▸ **PROBLEM REQUIREMENTS**: Transcribe every line of the listing below without any deviation.

▸ **RECORDS PROVIDED**:
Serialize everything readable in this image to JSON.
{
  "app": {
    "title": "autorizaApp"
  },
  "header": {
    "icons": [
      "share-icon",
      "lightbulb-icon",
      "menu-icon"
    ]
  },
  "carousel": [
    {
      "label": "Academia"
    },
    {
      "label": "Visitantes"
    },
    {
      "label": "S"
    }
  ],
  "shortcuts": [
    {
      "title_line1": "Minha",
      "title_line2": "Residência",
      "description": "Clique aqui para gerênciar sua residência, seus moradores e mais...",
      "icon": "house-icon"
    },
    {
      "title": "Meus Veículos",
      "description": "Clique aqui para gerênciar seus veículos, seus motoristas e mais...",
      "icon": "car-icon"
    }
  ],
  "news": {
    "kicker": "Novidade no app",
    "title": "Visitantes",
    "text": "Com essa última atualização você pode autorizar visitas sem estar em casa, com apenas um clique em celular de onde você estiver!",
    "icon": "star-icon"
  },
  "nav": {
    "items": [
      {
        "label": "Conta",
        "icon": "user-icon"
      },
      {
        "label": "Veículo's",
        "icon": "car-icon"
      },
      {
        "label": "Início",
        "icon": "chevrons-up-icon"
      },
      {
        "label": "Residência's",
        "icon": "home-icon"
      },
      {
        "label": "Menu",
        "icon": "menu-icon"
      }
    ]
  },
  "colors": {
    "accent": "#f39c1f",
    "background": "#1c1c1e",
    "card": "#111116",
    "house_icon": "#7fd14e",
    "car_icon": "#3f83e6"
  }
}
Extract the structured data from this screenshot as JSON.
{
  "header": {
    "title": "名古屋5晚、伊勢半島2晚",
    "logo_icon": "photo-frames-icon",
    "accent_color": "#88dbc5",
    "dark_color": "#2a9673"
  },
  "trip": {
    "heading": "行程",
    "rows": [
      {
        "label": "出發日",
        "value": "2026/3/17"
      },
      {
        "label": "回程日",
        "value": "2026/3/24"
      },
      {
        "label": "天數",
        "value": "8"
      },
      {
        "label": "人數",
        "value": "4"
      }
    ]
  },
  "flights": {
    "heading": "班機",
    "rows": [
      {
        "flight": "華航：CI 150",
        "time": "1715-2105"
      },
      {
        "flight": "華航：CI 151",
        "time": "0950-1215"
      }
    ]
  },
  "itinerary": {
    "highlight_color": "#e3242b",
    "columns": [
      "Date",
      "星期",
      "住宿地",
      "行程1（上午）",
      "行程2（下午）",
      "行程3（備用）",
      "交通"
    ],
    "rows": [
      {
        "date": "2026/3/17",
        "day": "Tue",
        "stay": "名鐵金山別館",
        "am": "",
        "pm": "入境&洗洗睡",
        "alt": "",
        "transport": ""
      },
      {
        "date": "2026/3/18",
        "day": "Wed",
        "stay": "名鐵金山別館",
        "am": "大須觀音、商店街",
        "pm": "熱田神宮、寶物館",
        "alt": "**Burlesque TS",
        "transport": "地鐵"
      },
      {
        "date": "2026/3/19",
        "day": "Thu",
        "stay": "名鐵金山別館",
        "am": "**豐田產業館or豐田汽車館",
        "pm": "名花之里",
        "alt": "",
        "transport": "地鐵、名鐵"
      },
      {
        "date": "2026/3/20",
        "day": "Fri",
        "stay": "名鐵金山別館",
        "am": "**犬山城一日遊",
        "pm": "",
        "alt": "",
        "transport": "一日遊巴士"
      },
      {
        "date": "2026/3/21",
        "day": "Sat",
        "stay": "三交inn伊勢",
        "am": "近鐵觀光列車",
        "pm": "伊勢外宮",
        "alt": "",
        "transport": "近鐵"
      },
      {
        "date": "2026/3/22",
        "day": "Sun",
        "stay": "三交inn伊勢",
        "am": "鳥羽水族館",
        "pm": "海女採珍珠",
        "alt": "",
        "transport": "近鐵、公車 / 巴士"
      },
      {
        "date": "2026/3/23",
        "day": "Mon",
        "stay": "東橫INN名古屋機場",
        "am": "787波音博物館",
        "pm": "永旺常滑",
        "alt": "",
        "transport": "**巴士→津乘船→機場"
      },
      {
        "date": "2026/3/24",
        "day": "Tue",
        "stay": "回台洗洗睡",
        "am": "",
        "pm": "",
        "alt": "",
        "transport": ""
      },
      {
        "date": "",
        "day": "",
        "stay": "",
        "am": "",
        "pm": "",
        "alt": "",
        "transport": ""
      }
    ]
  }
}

▸ **THE RESPONSE**:
Serialize everything readable in this image to JSON.
{
  "app": {
    "title": "autorizaApp"
  },
  "header": {
    "icons": [
      "share-icon",
      "lightbulb-icon",
      "menu-icon"
    ]
  },
  "carousel": [
    {
      "label": "Academia"
    },
    {
      "label": "Visitantes"
    },
    {
      "label": "S"
    }
  ],
  "shortcuts": [
    {
      "title_line1": "Minha",
      "title_line2": "Residência",
      "description": "Clique aqui para gerênciar sua residência, seus moradores e mais...",
      "icon": "house-icon"
    },
    {
      "title": "Meus Veículos",
      "description": "Clique aqui para gerênciar seus veículos, seus motoristas e mais...",
      "icon": "car-icon"
    }
  ],
  "news": {
    "kicker": "Novidade no app",
    "title": "Visitantes",
    "text": "Com essa última atualização você pode autorizar visitas sem estar em casa, com apenas um clique em celular de onde você estiver!",
    "icon": "star-icon"
  },
  "nav": {
    "items": [
      {
        "label": "Conta",
        "icon": "user-icon"
      },
      {
        "label": "Veículo's",
        "icon": "car-icon"
      },
      {
        "label": "Início",
        "icon": "chevrons-up-icon"
      },
      {
        "label": "Residência's",
        "icon": "home-icon"
      },
      {
        "label": "Menu",
        "icon": "menu-icon"
      }
    ]
  },
  "colors": {
    "accent": "#f39c1f",
    "background": "#1c1c1e",
    "card": "#111116",
    "house_icon": "#7fd14e",
    "car_icon": "#3f83e6"
  }
}
Extract the structured data from this screenshot as JSON.
{
  "header": {
    "title": "名古屋5晚、伊勢半島2晚",
    "logo_icon": "photo-frames-icon",
    "accent_color": "#88dbc5",
    "dark_color": "#2a9673"
  },
  "trip": {
    "heading": "行程",
    "rows": [
      {
        "label": "出發日",
        "value": "2026/3/17"
      },
      {
        "label": "回程日",
        "value": "2026/3/24"
      },
      {
        "label": "天數",
        "value": "8"
      },
      {
        "label": "人數",
        "value": "4"
      }
    ]
  },
  "flights": {
    "heading": "班機",
    "rows": [
      {
        "flight": "華航：CI 150",
        "time": "1715-2105"
      },
      {
        "flight": "華航：CI 151",
        "time": "0950-1215"
      }
    ]
  },
  "itinerary": {
    "highlight_color": "#e3242b",
    "columns": [
      "Date",
      "星期",
      "住宿地",
      "行程1（上午）",
      "行程2（下午）",
      "行程3（備用）",
      "交通"
    ],
    "rows": [
      {
        "date": "2026/3/17",
        "day": "Tue",
        "stay": "名鐵金山別館",
        "am": "",
        "pm": "入境&洗洗睡",
        "alt": "",
        "transport": ""
      },
      {
        "date": "2026/3/18",
        "day": "Wed",
        "stay": "名鐵金山別館",
        "am": "大須觀音、商店街",
        "pm": "熱田神宮、寶物館",
        "alt": "**Burlesque TS",
        "transport": "地鐵"
      },
      {
        "date": "2026/3/19",
        "day": "Thu",
        "stay": "名鐵金山別館",
        "am": "**豐田產業館or豐田汽車館",
        "pm": "名花之里",
        "alt": "",
        "transport": "地鐵、名鐵"
      },
      {
        "date": "2026/3/20",
        "day": "Fri",
        "stay": "名鐵金山別館",
        "am": "**犬山城一日遊",
        "pm": "",
        "alt": "",
        "transport": "一日遊巴士"
      },
      {
        "date": "2026/3/21",
        "day": "Sat",
        "stay": "三交inn伊勢",
        "am": "近鐵觀光列車",
        "pm": "伊勢外宮",
        "alt": "",
        "transport": "近鐵"
      },
      {
        "date": "2026/3/22",
        "day": "Sun",
        "stay": "三交inn伊勢",
        "am": "鳥羽水族館",
        "pm": "海女採珍珠",
        "alt": "",
        "transport": "近鐵、公車 / 巴士"
      },
      {
        "date": "2026/3/23",
        "day": "Mon",
        "stay": "東橫INN名古屋機場",
        "am": "787波音博物館",
        "pm": "永旺常滑",
        "alt": "",
        "transport": "**巴士→津乘船→機場"
      },
      {
        "date": "2026/3/24",
        "day": "Tue",
        "stay": "回台洗洗睡",
        "am": "",
        "pm": "",
        "alt": "",
        "transport": ""
      },
      {
        "date": "",
        "day": "",
        "stay": "",
        "am": "",
        "pm": "",
        "alt": "",
        "transport": ""
      }
    ]
  }
}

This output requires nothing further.